WHAT THIS TASK INVOLVES:
Repeat all entries exactly.

RECORDS TO PROCESS:
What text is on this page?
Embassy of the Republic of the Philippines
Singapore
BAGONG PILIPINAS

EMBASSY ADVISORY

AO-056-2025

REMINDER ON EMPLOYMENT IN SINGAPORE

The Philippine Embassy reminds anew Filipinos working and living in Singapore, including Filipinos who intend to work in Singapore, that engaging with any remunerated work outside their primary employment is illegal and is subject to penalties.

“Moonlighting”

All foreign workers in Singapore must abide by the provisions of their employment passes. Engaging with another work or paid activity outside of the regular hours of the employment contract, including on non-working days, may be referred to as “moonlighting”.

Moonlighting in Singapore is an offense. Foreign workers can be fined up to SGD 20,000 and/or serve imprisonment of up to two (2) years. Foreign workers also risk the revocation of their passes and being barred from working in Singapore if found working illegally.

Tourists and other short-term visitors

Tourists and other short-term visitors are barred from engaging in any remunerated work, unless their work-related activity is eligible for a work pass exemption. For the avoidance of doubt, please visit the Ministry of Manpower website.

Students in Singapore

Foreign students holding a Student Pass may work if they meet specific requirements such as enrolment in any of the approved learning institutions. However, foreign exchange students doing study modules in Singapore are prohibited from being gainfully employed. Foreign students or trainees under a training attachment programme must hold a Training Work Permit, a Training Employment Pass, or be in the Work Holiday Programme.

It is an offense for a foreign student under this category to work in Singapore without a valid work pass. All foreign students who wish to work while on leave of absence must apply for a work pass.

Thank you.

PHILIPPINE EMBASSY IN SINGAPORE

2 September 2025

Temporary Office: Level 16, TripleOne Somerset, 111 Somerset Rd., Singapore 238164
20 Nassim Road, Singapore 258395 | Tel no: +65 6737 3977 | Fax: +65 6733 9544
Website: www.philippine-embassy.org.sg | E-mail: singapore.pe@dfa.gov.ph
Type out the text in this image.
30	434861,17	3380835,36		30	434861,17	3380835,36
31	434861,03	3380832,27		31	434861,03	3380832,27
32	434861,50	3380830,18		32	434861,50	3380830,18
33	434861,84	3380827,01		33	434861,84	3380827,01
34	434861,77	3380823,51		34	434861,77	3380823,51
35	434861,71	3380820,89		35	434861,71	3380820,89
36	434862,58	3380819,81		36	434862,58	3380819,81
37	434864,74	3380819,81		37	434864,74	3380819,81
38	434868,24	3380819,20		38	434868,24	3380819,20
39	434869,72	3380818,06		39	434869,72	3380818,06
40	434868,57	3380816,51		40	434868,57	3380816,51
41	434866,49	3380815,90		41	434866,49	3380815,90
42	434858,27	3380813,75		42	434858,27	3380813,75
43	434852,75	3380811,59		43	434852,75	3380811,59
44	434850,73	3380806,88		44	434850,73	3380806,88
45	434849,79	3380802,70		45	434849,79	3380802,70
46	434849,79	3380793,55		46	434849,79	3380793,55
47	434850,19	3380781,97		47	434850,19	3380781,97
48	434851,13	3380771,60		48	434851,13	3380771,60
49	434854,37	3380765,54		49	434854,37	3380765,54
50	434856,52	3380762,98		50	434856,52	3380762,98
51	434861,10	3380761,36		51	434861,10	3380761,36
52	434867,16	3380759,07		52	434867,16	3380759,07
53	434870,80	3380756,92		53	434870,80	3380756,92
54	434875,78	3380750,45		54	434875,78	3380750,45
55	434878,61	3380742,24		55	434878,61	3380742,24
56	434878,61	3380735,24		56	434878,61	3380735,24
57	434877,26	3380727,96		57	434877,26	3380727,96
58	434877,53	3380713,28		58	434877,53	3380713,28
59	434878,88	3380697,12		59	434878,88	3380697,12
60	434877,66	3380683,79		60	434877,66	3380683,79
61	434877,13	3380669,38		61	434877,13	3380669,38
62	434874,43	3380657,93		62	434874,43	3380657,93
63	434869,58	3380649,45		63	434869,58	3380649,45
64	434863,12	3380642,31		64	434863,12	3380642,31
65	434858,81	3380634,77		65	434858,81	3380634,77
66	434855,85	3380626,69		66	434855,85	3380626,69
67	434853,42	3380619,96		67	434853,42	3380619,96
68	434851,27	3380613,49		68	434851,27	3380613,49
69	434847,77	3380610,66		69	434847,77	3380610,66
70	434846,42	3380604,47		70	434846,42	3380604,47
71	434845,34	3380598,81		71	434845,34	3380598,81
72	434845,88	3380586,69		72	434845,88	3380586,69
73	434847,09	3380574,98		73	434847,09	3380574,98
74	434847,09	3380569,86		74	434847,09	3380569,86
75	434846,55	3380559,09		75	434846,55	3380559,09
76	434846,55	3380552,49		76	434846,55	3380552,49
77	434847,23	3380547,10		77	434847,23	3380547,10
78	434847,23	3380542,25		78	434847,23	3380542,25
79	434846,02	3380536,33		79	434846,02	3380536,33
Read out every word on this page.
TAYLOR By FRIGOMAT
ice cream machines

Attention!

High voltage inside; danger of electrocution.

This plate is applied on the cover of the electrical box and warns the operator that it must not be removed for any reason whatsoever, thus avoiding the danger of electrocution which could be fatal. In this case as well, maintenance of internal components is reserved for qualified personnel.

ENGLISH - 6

RESPONSE TO THIS TASK:
What text is on this page?
Embassy of the Republic of the Philippines
Singapore
BAGONG PILIPINAS

EMBASSY ADVISORY

AO-056-2025

REMINDER ON EMPLOYMENT IN SINGAPORE

The Philippine Embassy reminds anew Filipinos working and living in Singapore, including Filipinos who intend to work in Singapore, that engaging with any remunerated work outside their primary employment is illegal and is subject to penalties.

“Moonlighting”

All foreign workers in Singapore must abide by the provisions of their employment passes. Engaging with another work or paid activity outside of the regular hours of the employment contract, including on non-working days, may be referred to as “moonlighting”.

Moonlighting in Singapore is an offense. Foreign workers can be fined up to SGD 20,000 and/or serve imprisonment of up to two (2) years. Foreign workers also risk the revocation of their passes and being barred from working in Singapore if found working illegally.

Tourists and other short-term visitors

Tourists and other short-term visitors are barred from engaging in any remunerated work, unless their work-related activity is eligible for a work pass exemption. For the avoidance of doubt, please visit the Ministry of Manpower website.

Students in Singapore

Foreign students holding a Student Pass may work if they meet specific requirements such as enrolment in any of the approved learning institutions. However, foreign exchange students doing study modules in Singapore are prohibited from being gainfully employed. Foreign students or trainees under a training attachment programme must hold a Training Work Permit, a Training Employment Pass, or be in the Work Holiday Programme.

It is an offense for a foreign student under this category to work in Singapore without a valid work pass. All foreign students who wish to work while on leave of absence must apply for a work pass.

Thank you.

PHILIPPINE EMBASSY IN SINGAPORE

2 September 2025

Temporary Office: Level 16, TripleOne Somerset, 111 Somerset Rd., Singapore 238164
20 Nassim Road, Singapore 258395 | Tel no: +65 6737 3977 | Fax: +65 6733 9544
Website: www.philippine-embassy.org.sg | E-mail: singapore.pe@dfa.gov.ph
Type out the text in this image.
30	434861,17	3380835,36		30	434861,17	3380835,36
31	434861,03	3380832,27		31	434861,03	3380832,27
32	434861,50	3380830,18		32	434861,50	3380830,18
33	434861,84	3380827,01		33	434861,84	3380827,01
34	434861,77	3380823,51		34	434861,77	3380823,51
35	434861,71	3380820,89		35	434861,71	3380820,89
36	434862,58	3380819,81		36	434862,58	3380819,81
37	434864,74	3380819,81		37	434864,74	3380819,81
38	434868,24	3380819,20		38	434868,24	3380819,20
39	434869,72	3380818,06		39	434869,72	3380818,06
40	434868,57	3380816,51		40	434868,57	3380816,51
41	434866,49	3380815,90		41	434866,49	3380815,90
42	434858,27	3380813,75		42	434858,27	3380813,75
43	434852,75	3380811,59		43	434852,75	3380811,59
44	434850,73	3380806,88		44	434850,73	3380806,88
45	434849,79	3380802,70		45	434849,79	3380802,70
46	434849,79	3380793,55		46	434849,79	3380793,55
47	434850,19	3380781,97		47	434850,19	3380781,97
48	434851,13	3380771,60		48	434851,13	3380771,60
49	434854,37	3380765,54		49	434854,37	3380765,54
50	434856,52	3380762,98		50	434856,52	3380762,98
51	434861,10	3380761,36		51	434861,10	3380761,36
52	434867,16	3380759,07		52	434867,16	3380759,07
53	434870,80	3380756,92		53	434870,80	3380756,92
54	434875,78	3380750,45		54	434875,78	3380750,45
55	434878,61	3380742,24		55	434878,61	3380742,24
56	434878,61	3380735,24		56	434878,61	3380735,24
57	434877,26	3380727,96		57	434877,26	3380727,96
58	434877,53	3380713,28		58	434877,53	3380713,28
59	434878,88	3380697,12		59	434878,88	3380697,12
60	434877,66	3380683,79		60	434877,66	3380683,79
61	434877,13	3380669,38		61	434877,13	3380669,38
62	434874,43	3380657,93		62	434874,43	3380657,93
63	434869,58	3380649,45		63	434869,58	3380649,45
64	434863,12	3380642,31		64	434863,12	3380642,31
65	434858,81	3380634,77		65	434858,81	3380634,77
66	434855,85	3380626,69		66	434855,85	3380626,69
67	434853,42	3380619,96		67	434853,42	3380619,96
68	434851,27	3380613,49		68	434851,27	3380613,49
69	434847,77	3380610,66		69	434847,77	3380610,66
70	434846,42	3380604,47		70	434846,42	3380604,47
71	434845,34	3380598,81		71	434845,34	3380598,81
72	434845,88	3380586,69		72	434845,88	3380586,69
73	434847,09	3380574,98		73	434847,09	3380574,98
74	434847,09	3380569,86		74	434847,09	3380569,86
75	434846,55	3380559,09		75	434846,55	3380559,09
76	434846,55	3380552,49		76	434846,55	3380552,49
77	434847,23	3380547,10		77	434847,23	3380547,10
78	434847,23	3380542,25		78	434847,23	3380542,25
79	434846,02	3380536,33		79	434846,02	3380536,33
Read out every word on this page.
TAYLOR By FRIGOMAT
ice cream machines

Attention!

High voltage inside; danger of electrocution.

This plate is applied on the cover of the electrical box and warns the operator that it must not be removed for any reason whatsoever, thus avoiding the danger of electrocution which could be fatal. In this case as well, maintenance of internal components is reserved for qualified personnel.

ENGLISH - 6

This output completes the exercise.